# WHAT YOU NEED TO DO:
Gather every line from the entries below that includes "Sigma".

# Structured figure records:
========================================================================

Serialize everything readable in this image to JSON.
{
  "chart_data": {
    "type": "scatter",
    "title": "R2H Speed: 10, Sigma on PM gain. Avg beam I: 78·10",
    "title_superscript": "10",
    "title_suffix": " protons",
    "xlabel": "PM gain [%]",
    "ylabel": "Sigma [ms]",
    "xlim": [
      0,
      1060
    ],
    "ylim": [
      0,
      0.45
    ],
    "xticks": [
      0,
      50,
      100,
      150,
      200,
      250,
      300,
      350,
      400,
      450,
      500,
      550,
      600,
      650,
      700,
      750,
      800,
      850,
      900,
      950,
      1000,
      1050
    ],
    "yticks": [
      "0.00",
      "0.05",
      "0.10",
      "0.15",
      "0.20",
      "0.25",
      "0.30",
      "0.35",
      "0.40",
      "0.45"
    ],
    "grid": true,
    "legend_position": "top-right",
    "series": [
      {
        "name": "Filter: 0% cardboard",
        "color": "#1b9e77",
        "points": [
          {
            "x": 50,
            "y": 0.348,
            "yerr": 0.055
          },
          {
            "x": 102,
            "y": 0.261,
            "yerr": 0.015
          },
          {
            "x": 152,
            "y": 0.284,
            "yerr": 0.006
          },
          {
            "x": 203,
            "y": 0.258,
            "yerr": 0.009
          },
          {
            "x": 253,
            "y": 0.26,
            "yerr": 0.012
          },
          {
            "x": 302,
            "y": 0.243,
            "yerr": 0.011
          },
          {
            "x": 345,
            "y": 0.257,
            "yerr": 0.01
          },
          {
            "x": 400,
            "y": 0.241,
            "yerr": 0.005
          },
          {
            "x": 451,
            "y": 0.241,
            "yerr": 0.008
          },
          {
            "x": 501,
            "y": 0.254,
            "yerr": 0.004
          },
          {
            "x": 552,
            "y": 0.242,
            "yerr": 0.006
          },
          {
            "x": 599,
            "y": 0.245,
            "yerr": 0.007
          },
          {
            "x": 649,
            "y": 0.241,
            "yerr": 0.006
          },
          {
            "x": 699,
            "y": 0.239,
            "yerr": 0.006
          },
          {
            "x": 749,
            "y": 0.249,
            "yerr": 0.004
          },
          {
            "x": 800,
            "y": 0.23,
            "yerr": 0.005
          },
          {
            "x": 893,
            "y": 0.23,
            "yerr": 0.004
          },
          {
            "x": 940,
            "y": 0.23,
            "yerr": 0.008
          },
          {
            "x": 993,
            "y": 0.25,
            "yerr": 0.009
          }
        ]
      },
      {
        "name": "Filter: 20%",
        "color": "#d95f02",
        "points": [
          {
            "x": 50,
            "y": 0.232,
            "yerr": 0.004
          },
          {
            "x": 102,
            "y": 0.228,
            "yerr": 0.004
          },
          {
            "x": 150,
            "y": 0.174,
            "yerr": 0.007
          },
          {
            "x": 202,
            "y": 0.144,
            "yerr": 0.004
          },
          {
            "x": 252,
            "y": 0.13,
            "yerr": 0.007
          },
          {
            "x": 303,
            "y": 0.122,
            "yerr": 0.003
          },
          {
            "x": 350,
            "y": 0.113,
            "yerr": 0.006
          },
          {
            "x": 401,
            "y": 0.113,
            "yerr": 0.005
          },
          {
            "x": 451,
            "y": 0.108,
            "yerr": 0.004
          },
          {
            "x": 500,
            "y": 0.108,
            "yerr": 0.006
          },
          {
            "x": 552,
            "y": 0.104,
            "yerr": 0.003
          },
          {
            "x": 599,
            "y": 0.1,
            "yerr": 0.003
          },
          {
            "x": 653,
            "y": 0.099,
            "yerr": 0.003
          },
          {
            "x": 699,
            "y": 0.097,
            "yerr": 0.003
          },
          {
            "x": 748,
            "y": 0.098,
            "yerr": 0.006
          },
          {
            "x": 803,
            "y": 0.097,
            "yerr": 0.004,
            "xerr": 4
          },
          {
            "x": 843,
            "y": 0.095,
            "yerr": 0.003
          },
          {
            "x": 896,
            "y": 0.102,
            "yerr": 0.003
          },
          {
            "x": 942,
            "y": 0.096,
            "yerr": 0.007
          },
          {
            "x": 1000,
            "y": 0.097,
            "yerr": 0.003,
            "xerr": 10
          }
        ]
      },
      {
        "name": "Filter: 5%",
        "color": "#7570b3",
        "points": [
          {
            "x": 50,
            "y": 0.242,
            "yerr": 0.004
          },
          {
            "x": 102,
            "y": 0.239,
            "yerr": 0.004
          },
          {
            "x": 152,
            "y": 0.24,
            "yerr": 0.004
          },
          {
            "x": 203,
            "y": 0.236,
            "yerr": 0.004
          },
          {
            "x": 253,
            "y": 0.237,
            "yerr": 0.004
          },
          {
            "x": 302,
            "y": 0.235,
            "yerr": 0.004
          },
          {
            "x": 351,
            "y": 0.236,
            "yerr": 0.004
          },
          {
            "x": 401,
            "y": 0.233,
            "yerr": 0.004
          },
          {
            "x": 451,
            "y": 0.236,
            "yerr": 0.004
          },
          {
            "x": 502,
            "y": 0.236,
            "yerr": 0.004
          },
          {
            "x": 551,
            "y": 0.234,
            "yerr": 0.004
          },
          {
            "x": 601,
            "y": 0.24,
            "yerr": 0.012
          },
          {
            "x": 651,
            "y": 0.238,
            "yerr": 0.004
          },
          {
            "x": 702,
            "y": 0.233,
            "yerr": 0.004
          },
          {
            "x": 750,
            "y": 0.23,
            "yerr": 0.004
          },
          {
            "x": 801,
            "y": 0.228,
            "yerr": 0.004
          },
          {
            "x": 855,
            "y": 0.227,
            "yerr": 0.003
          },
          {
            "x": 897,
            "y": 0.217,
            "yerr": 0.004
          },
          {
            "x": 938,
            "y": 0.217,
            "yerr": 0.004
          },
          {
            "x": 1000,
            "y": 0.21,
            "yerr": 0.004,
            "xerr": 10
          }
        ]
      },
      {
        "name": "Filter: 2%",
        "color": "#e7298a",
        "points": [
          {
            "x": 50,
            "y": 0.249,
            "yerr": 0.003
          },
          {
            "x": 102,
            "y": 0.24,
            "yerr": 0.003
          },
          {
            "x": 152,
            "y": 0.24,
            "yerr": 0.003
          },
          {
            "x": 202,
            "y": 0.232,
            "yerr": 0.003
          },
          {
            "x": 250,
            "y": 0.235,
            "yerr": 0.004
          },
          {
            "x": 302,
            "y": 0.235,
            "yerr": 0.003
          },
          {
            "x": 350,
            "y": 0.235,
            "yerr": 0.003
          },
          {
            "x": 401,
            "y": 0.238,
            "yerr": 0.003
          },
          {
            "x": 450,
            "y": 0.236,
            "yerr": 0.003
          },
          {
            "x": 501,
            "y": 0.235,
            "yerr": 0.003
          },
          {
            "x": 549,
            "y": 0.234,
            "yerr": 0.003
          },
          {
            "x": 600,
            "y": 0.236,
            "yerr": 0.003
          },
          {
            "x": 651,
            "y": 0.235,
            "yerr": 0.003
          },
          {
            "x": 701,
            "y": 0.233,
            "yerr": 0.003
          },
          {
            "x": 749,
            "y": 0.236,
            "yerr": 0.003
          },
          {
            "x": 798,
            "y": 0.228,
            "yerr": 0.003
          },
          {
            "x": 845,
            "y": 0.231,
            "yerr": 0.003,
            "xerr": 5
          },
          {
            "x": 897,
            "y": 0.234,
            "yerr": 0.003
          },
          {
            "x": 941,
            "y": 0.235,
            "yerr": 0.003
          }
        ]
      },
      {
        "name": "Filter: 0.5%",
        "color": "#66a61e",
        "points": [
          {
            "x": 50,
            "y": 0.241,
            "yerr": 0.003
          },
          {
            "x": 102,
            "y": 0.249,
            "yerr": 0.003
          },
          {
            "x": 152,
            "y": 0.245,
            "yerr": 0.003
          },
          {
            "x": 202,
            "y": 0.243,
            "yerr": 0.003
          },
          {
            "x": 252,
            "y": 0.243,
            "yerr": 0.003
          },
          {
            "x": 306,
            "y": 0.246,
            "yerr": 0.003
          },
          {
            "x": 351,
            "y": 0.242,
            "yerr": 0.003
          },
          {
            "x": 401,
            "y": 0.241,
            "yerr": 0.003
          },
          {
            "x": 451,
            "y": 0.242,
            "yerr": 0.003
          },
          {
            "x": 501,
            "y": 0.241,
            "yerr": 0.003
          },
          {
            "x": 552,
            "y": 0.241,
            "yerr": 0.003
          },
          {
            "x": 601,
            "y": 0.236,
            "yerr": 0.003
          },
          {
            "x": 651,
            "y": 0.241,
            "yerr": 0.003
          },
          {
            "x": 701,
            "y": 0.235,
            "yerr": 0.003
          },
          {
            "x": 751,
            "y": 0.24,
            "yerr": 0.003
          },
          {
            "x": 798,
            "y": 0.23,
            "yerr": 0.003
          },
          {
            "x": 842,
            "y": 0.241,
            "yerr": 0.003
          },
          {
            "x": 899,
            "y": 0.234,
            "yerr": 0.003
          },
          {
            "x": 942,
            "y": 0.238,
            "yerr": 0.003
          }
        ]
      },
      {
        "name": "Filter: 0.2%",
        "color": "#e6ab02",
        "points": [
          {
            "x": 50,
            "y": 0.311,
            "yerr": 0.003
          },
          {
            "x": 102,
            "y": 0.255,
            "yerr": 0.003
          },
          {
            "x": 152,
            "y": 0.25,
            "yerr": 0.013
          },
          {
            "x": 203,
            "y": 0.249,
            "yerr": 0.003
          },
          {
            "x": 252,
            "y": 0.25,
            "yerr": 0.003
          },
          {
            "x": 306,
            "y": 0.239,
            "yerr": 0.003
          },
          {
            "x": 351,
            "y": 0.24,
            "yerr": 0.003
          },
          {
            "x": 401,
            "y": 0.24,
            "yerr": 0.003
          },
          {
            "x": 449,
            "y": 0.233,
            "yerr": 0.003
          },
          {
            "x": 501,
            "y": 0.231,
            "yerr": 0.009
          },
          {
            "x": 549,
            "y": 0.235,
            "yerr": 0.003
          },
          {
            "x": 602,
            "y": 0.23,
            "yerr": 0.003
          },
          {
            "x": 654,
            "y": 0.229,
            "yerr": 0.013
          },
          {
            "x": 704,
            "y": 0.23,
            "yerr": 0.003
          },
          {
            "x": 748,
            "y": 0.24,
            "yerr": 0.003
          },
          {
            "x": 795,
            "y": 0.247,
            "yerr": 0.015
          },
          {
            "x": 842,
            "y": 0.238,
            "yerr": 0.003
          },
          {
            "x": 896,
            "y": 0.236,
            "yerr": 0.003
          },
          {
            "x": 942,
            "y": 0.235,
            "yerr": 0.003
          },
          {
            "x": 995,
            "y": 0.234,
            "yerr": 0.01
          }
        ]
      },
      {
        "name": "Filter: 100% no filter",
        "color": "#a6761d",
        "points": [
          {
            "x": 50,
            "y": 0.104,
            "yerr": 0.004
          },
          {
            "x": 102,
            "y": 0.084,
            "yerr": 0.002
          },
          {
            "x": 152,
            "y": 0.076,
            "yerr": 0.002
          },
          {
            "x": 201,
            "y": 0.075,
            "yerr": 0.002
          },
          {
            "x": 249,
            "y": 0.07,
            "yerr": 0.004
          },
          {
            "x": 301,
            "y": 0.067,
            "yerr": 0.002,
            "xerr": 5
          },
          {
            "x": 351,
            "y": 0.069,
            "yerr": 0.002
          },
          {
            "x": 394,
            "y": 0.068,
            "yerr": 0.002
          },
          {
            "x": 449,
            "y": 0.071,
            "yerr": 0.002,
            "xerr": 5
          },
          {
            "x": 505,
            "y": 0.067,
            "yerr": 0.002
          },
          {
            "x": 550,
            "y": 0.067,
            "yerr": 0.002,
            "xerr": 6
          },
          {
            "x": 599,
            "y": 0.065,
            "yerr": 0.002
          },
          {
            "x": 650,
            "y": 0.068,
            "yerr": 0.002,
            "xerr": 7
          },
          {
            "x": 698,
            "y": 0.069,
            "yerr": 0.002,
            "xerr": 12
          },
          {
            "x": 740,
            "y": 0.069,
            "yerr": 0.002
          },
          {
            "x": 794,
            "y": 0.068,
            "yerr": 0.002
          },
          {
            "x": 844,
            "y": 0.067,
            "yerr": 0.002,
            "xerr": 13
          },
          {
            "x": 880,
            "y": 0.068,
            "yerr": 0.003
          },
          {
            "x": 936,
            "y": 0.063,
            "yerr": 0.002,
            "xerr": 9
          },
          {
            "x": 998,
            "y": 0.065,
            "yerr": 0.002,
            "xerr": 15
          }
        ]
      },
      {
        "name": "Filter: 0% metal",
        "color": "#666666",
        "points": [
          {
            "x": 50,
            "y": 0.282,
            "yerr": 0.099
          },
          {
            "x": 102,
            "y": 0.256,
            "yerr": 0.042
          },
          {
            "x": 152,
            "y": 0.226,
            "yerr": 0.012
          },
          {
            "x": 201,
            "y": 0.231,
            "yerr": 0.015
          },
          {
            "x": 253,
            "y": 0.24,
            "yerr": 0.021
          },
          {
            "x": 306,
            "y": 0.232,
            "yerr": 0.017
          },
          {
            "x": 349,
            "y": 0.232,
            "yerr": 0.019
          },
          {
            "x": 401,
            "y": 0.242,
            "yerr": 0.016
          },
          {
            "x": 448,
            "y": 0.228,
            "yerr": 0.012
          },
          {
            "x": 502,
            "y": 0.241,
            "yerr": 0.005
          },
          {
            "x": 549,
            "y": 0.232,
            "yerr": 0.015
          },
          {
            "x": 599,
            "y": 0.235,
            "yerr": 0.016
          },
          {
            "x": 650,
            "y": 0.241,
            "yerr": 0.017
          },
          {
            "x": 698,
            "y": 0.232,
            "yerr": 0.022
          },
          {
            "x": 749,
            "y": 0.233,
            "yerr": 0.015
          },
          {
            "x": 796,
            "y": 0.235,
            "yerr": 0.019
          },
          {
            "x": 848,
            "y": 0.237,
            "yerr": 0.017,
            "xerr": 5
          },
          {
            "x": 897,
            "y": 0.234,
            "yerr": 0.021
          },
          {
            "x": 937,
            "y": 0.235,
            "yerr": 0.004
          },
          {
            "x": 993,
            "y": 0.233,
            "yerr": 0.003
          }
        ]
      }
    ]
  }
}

========================================================================

# ANSWER BELOW:
    "title": "R2H Speed: 10, Sigma on PM gain. Avg beam I: 78·10",
    "ylabel": "Sigma [ms]",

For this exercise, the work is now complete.